I need the number of lines in the data that include "JSON"; reply with that number alone.

(Stored records)
=-=-=
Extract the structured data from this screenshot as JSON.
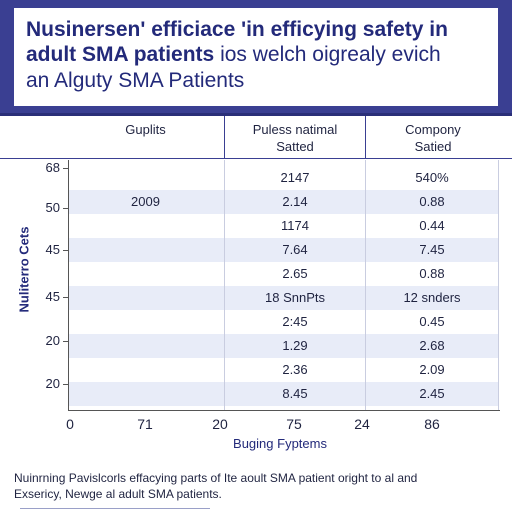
{
  "title": {
    "line1": "Nusinersen' efficiace 'in efficying safety in",
    "line2_bold": "adult SMA patients",
    "line2_rest": " ios welch oigrealy evich",
    "line3": "an Alguty SMA Patients"
  },
  "columns": {
    "c1": "Guplits",
    "c2_line1": "Puless natimal",
    "c2_line2": "Satted",
    "c3_line1": "Compony",
    "c3_line2": "Satied"
  },
  "chart_data": {
    "type": "table",
    "ylabel": "Nuliterro Cets",
    "xlabel": "Buging Fyptems",
    "y_ticks": [
      "68",
      "50",
      "45",
      "45",
      "20",
      "20"
    ],
    "x_ticks": [
      "0",
      "71",
      "20",
      "75",
      "24",
      "86"
    ],
    "rows": [
      {
        "label": "",
        "c2": "2147",
        "c3": "540%"
      },
      {
        "label": "2009",
        "c2": "2.14",
        "c3": "0.88"
      },
      {
        "label": "",
        "c2": "1174",
        "c3": "0.44"
      },
      {
        "label": "",
        "c2": "7.64",
        "c3": "7.45"
      },
      {
        "label": "",
        "c2": "2.65",
        "c3": "0.88"
      },
      {
        "label": "",
        "c2": "18 SnnPts",
        "c3": "12 snders"
      },
      {
        "label": "",
        "c2": "2:45",
        "c3": "0.45"
      },
      {
        "label": "",
        "c2": "1.29",
        "c3": "2.68"
      },
      {
        "label": "",
        "c2": "2.36",
        "c3": "2.09"
      },
      {
        "label": "",
        "c2": "8.45",
        "c3": "2.45"
      }
    ]
  },
  "footer": {
    "line1": "Nuinrning Pavislcorls effacying parts of Ite aoult SMA patient oright to al and",
    "line2": "Exsericy, Newge al adult SMA patients."
  }
}
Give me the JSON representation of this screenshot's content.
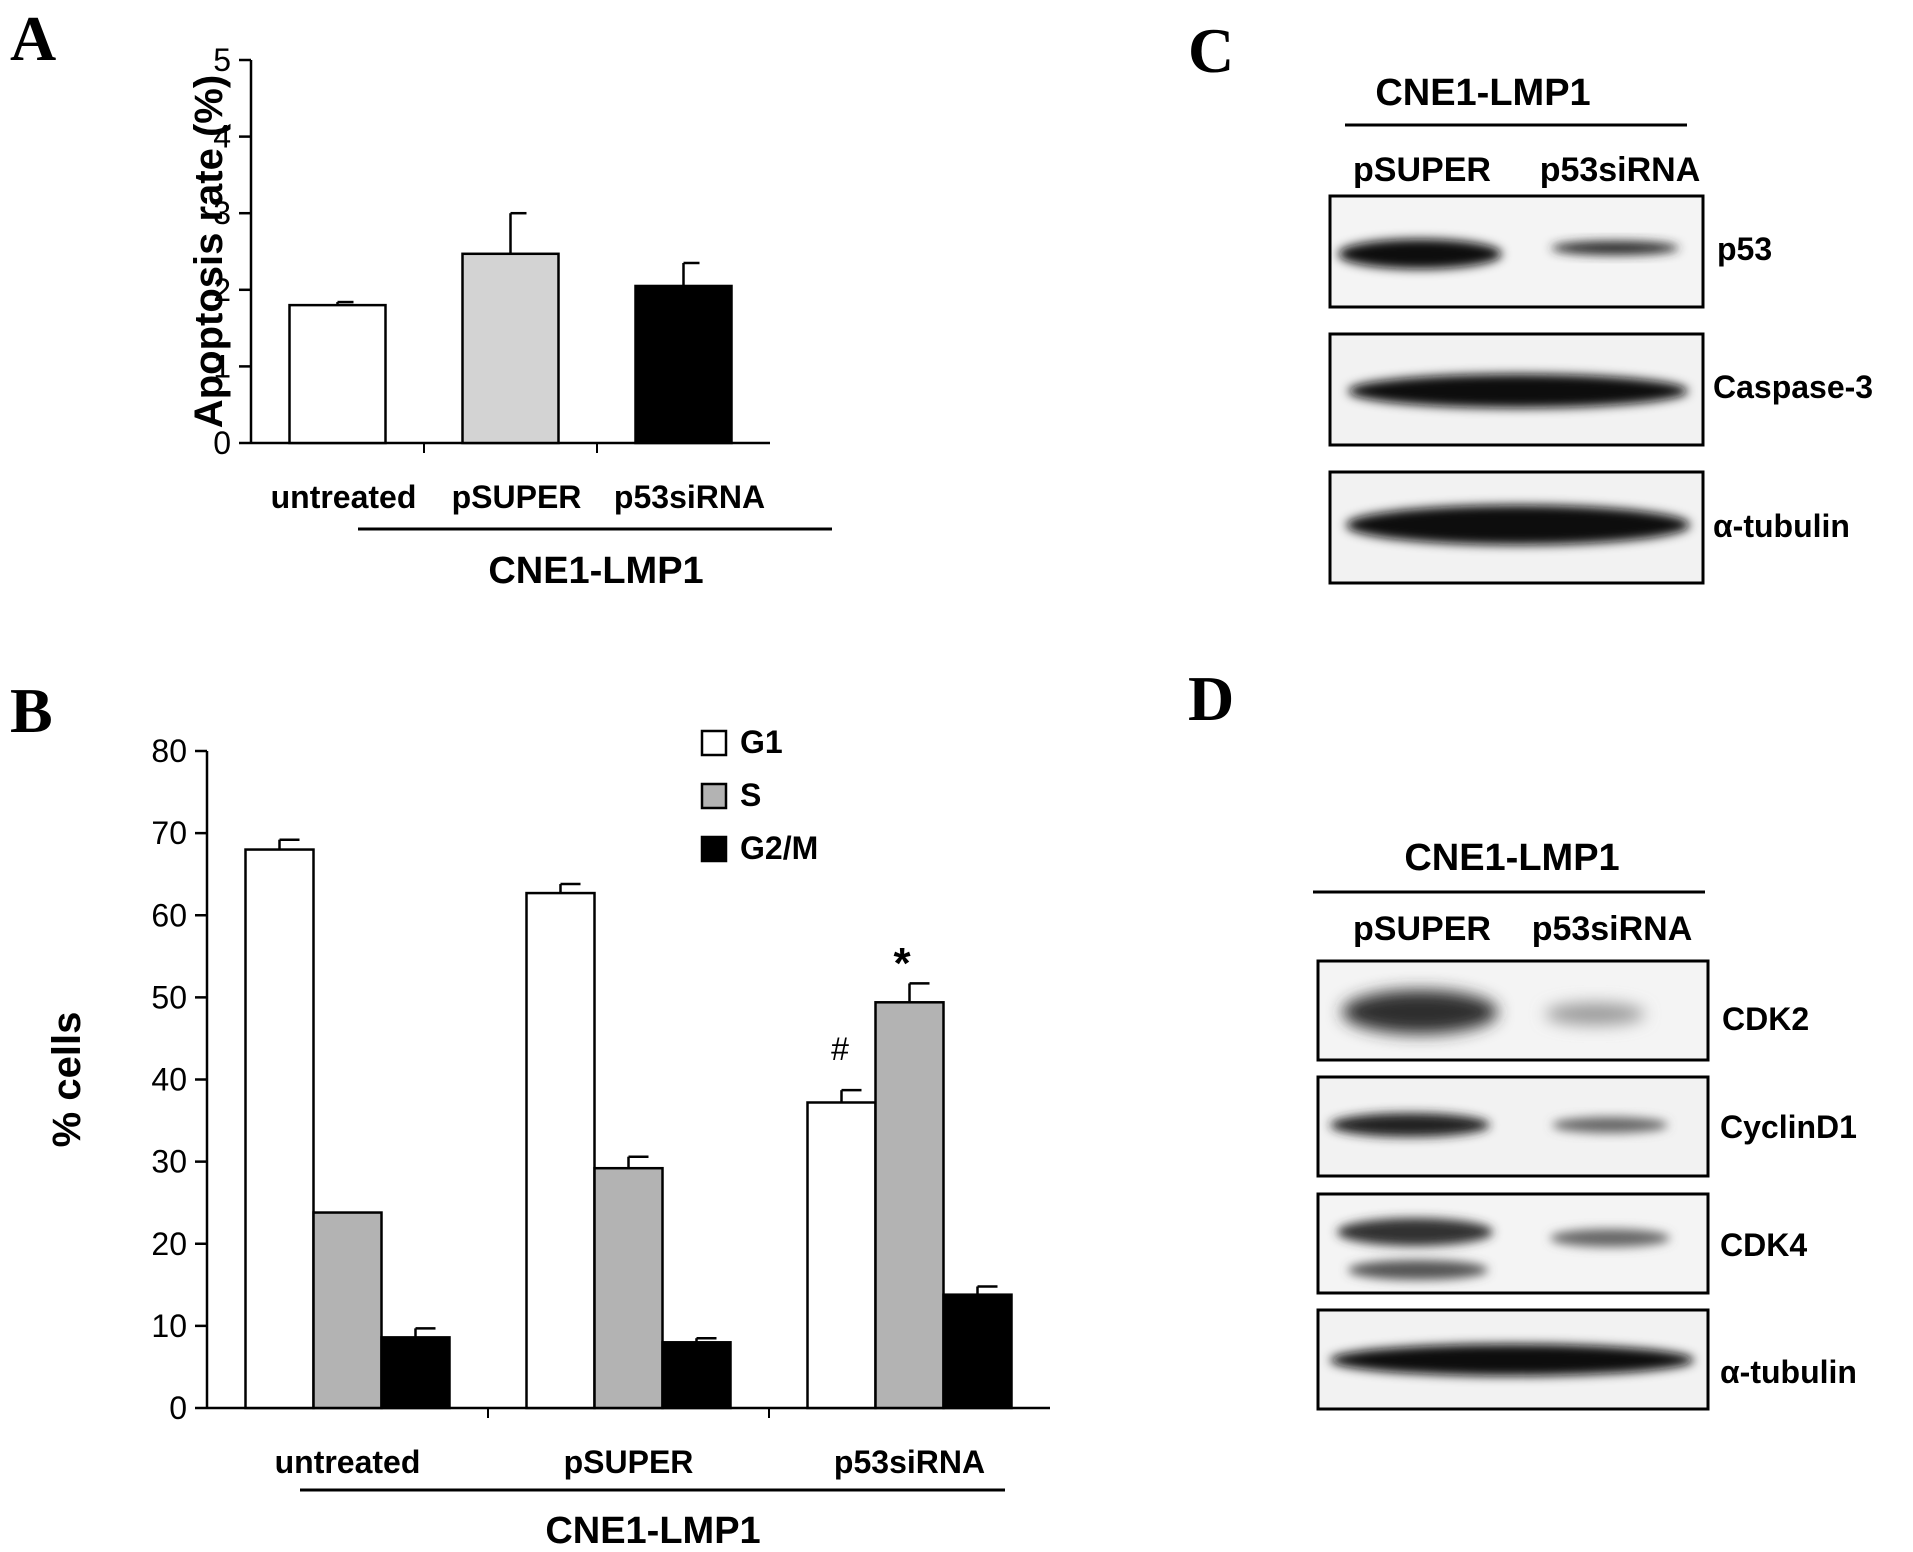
=-=-=
Task answer: 2